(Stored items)
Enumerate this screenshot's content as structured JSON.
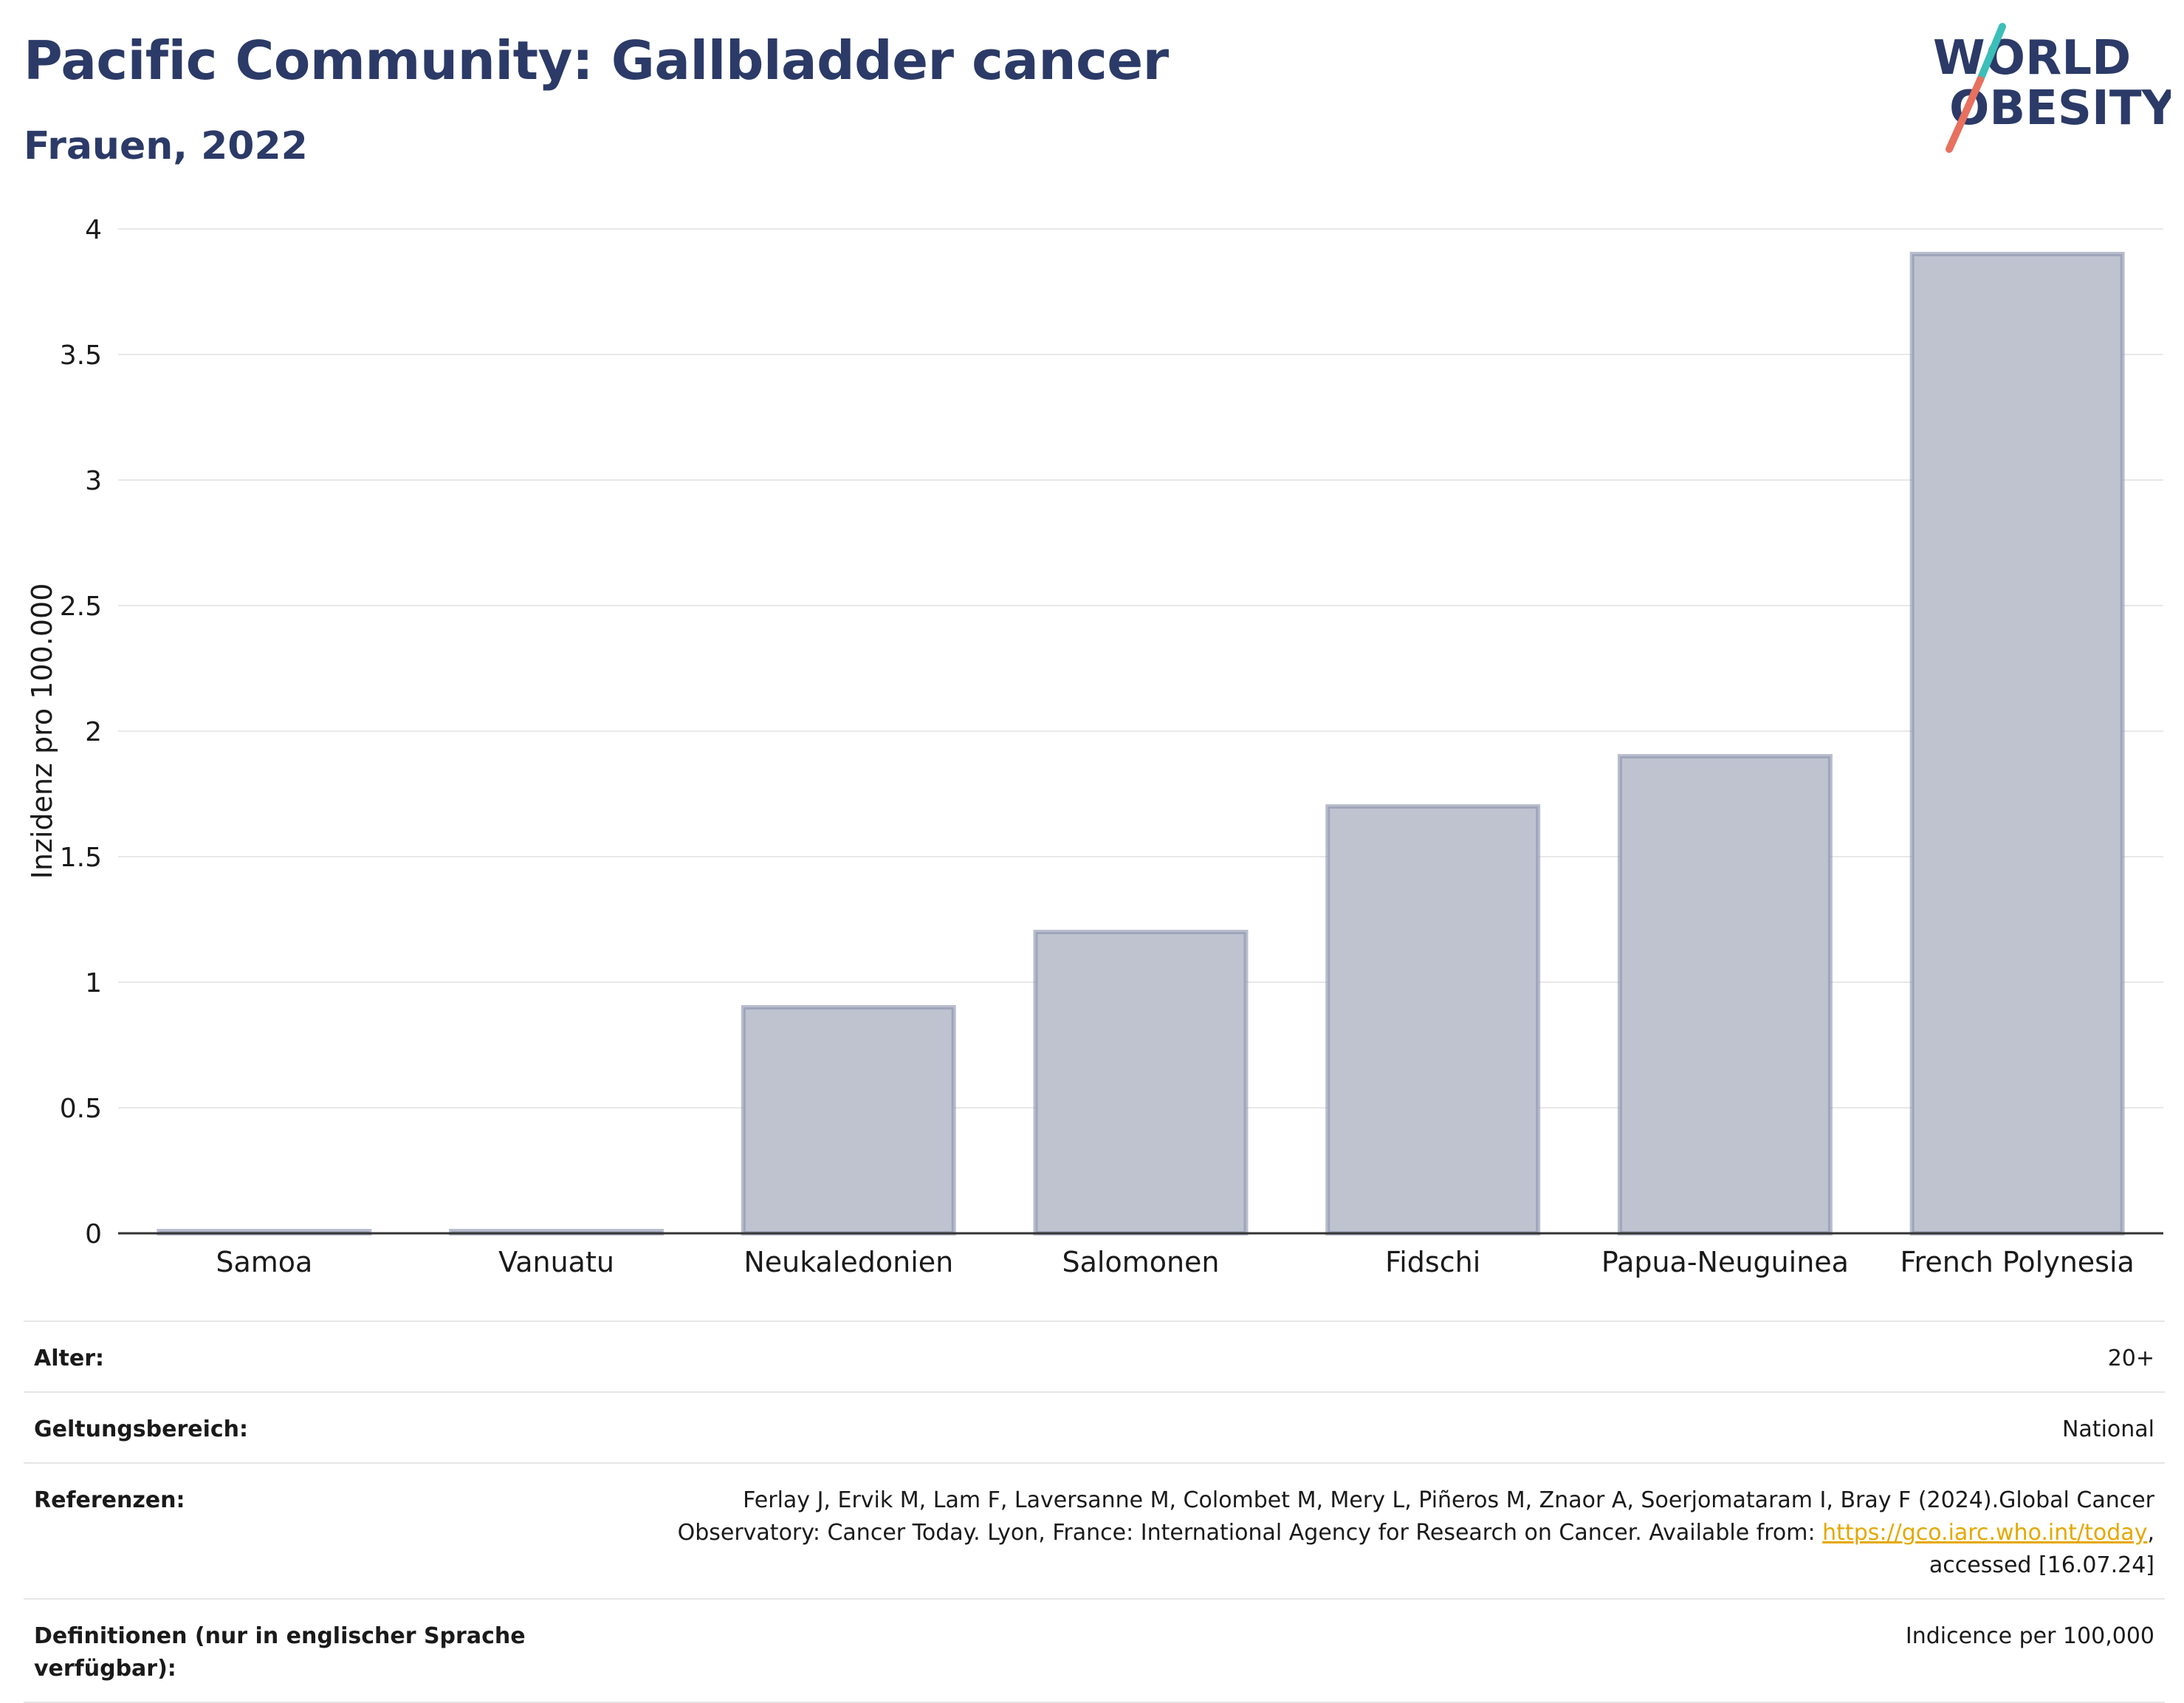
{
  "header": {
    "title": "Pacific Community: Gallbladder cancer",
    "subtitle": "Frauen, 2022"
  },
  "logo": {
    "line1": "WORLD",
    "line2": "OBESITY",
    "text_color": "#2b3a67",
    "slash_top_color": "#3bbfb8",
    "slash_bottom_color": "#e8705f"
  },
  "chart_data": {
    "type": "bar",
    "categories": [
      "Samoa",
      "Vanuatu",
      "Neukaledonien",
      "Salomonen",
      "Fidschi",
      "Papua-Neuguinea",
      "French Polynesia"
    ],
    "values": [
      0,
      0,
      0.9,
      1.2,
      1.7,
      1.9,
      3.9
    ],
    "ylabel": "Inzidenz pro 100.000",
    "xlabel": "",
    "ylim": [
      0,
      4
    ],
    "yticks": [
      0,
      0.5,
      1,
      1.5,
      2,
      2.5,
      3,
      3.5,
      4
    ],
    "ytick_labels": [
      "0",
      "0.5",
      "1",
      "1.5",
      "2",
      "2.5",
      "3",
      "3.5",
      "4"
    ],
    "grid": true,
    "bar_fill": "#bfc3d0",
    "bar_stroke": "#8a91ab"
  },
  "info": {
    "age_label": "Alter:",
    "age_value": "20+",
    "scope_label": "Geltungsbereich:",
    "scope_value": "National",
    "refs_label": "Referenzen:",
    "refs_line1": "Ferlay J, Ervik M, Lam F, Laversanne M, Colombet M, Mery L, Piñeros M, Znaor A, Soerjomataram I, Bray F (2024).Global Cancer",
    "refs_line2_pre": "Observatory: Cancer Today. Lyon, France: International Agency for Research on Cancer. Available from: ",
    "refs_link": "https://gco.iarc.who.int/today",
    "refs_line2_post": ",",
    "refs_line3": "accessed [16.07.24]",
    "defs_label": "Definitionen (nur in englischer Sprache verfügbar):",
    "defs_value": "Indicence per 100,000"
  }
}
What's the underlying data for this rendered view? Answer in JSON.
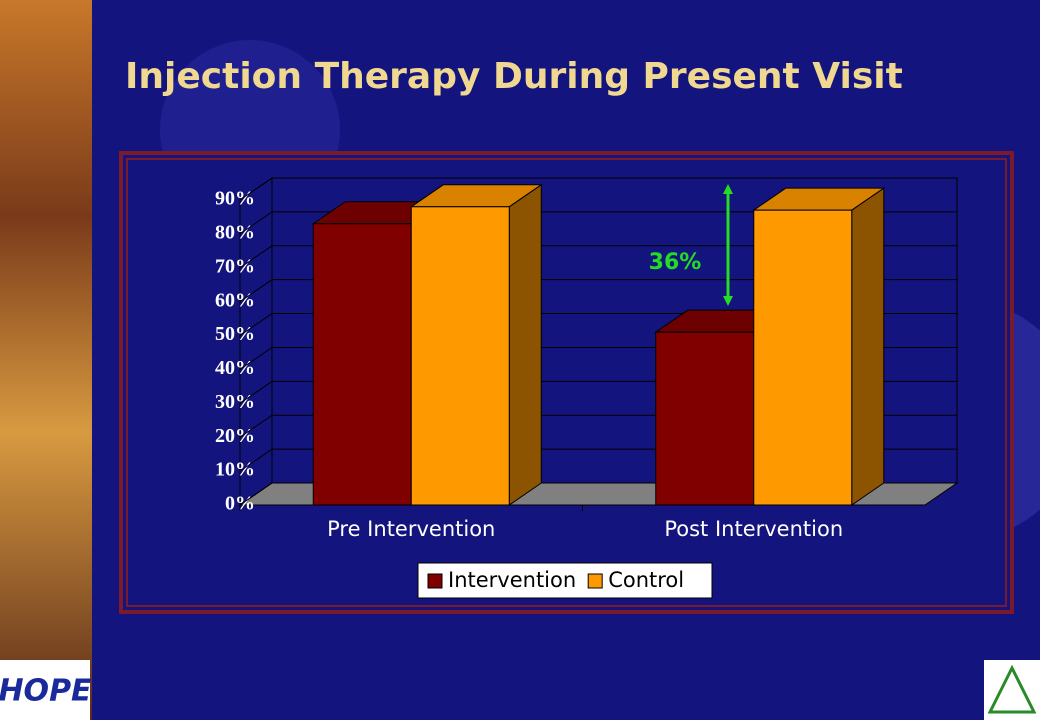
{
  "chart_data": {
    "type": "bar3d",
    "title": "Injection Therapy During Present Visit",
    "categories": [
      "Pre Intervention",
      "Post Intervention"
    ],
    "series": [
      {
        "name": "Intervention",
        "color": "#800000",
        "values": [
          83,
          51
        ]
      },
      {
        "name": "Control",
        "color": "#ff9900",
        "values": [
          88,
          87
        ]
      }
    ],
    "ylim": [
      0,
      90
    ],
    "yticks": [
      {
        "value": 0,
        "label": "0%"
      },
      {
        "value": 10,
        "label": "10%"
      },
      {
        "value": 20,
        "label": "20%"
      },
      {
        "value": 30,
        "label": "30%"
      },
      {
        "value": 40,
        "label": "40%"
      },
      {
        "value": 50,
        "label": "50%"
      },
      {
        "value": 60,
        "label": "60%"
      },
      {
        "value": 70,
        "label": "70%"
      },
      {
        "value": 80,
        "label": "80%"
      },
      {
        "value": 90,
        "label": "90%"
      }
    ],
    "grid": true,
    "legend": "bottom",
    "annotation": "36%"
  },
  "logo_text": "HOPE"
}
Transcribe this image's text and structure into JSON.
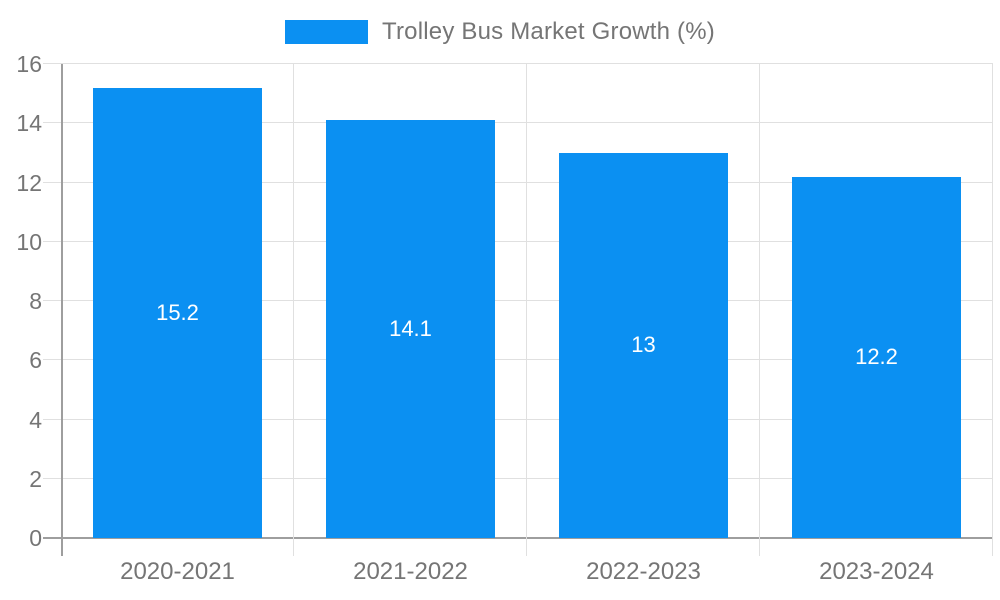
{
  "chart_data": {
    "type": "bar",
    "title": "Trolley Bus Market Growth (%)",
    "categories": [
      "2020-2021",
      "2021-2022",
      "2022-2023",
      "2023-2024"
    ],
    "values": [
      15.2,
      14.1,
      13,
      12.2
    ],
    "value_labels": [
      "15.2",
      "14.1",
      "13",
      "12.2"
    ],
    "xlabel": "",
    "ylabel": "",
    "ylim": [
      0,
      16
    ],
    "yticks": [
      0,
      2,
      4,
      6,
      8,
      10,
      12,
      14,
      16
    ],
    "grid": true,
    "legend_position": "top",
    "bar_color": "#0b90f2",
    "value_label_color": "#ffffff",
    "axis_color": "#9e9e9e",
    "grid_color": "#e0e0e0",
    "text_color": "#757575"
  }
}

What to do: Leave out the pictures and return every record word for word.

Task solution:
Enumerate this screenshot's content as structured JSON.
{
  "header": {
    "title": "Pacific Community: Gallbladder cancer",
    "subtitle": "Frauen, 2022"
  },
  "logo": {
    "line1": "WORLD",
    "line2": "OBESITY",
    "text_color": "#2b3a67",
    "slash_top_color": "#3bbfb8",
    "slash_bottom_color": "#e8705f"
  },
  "chart_data": {
    "type": "bar",
    "categories": [
      "Samoa",
      "Vanuatu",
      "Neukaledonien",
      "Salomonen",
      "Fidschi",
      "Papua-Neuguinea",
      "French Polynesia"
    ],
    "values": [
      0,
      0,
      0.9,
      1.2,
      1.7,
      1.9,
      3.9
    ],
    "ylabel": "Inzidenz pro 100.000",
    "xlabel": "",
    "ylim": [
      0,
      4
    ],
    "yticks": [
      0,
      0.5,
      1,
      1.5,
      2,
      2.5,
      3,
      3.5,
      4
    ],
    "ytick_labels": [
      "0",
      "0.5",
      "1",
      "1.5",
      "2",
      "2.5",
      "3",
      "3.5",
      "4"
    ],
    "grid": true,
    "bar_fill": "#bfc3d0",
    "bar_stroke": "#8a91ab"
  },
  "info": {
    "age_label": "Alter:",
    "age_value": "20+",
    "scope_label": "Geltungsbereich:",
    "scope_value": "National",
    "refs_label": "Referenzen:",
    "refs_line1": "Ferlay J, Ervik M, Lam F, Laversanne M, Colombet M, Mery L, Piñeros M, Znaor A, Soerjomataram I, Bray F (2024).Global Cancer",
    "refs_line2_pre": "Observatory: Cancer Today. Lyon, France: International Agency for Research on Cancer. Available from: ",
    "refs_link": "https://gco.iarc.who.int/today",
    "refs_line2_post": ",",
    "refs_line3": "accessed [16.07.24]",
    "defs_label": "Definitionen (nur in englischer Sprache verfügbar):",
    "defs_value": "Indicence per 100,000"
  }
}
What's the underlying data for this rendered view? Answer in JSON.
{
  "chart_data": {
    "type": "bar3d",
    "title": "Injection Therapy During Present Visit",
    "categories": [
      "Pre Intervention",
      "Post Intervention"
    ],
    "series": [
      {
        "name": "Intervention",
        "color": "#800000",
        "values": [
          83,
          51
        ]
      },
      {
        "name": "Control",
        "color": "#ff9900",
        "values": [
          88,
          87
        ]
      }
    ],
    "ylim": [
      0,
      90
    ],
    "yticks": [
      {
        "value": 0,
        "label": "0%"
      },
      {
        "value": 10,
        "label": "10%"
      },
      {
        "value": 20,
        "label": "20%"
      },
      {
        "value": 30,
        "label": "30%"
      },
      {
        "value": 40,
        "label": "40%"
      },
      {
        "value": 50,
        "label": "50%"
      },
      {
        "value": 60,
        "label": "60%"
      },
      {
        "value": 70,
        "label": "70%"
      },
      {
        "value": 80,
        "label": "80%"
      },
      {
        "value": 90,
        "label": "90%"
      }
    ],
    "grid": true,
    "legend": "bottom",
    "annotation": "36%"
  },
  "logo_text": "HOPE"
}
Transcribe this image's text and structure into JSON.
{
  "chart_data": {
    "type": "bar",
    "title": "Trolley Bus Market Growth (%)",
    "categories": [
      "2020-2021",
      "2021-2022",
      "2022-2023",
      "2023-2024"
    ],
    "values": [
      15.2,
      14.1,
      13,
      12.2
    ],
    "value_labels": [
      "15.2",
      "14.1",
      "13",
      "12.2"
    ],
    "xlabel": "",
    "ylabel": "",
    "ylim": [
      0,
      16
    ],
    "yticks": [
      0,
      2,
      4,
      6,
      8,
      10,
      12,
      14,
      16
    ],
    "grid": true,
    "legend_position": "top",
    "bar_color": "#0b90f2",
    "value_label_color": "#ffffff",
    "axis_color": "#9e9e9e",
    "grid_color": "#e0e0e0",
    "text_color": "#757575"
  }
}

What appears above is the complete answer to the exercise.